Task to carry out: In the material below, list every line carrying the string "unsafe".

Data supplied:
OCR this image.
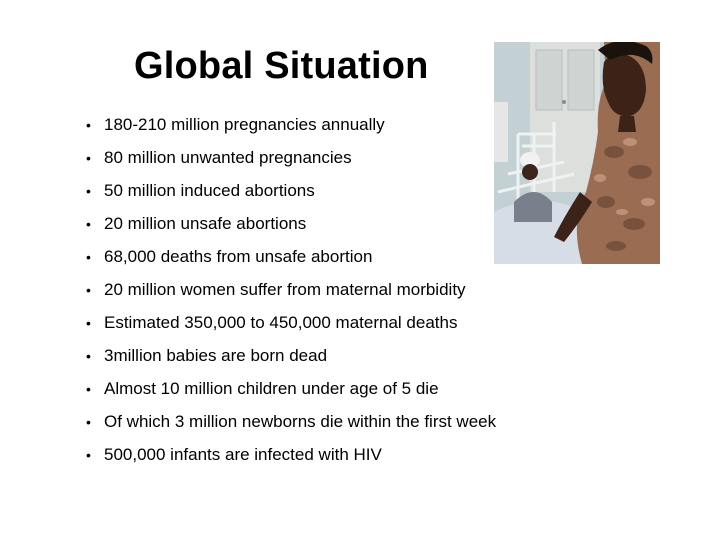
Global Situation
• 180-210 million pregnancies annually
• 80 million unwanted pregnancies
• 50 million induced abortions
• 20 million unsafe abortions
• 68,000 deaths from unsafe abortion
• 20 million women suffer from maternal morbidity
• Estimated 350,000 to 450,000 maternal deaths
• 3million babies are born dead
• Almost 10 million children under age of 5 die
• Of which 3 million newborns die within the first week
• 500,000 infants are infected with HIV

Solution to this task:
• 20 million unsafe abortions
• 68,000 deaths from unsafe abortion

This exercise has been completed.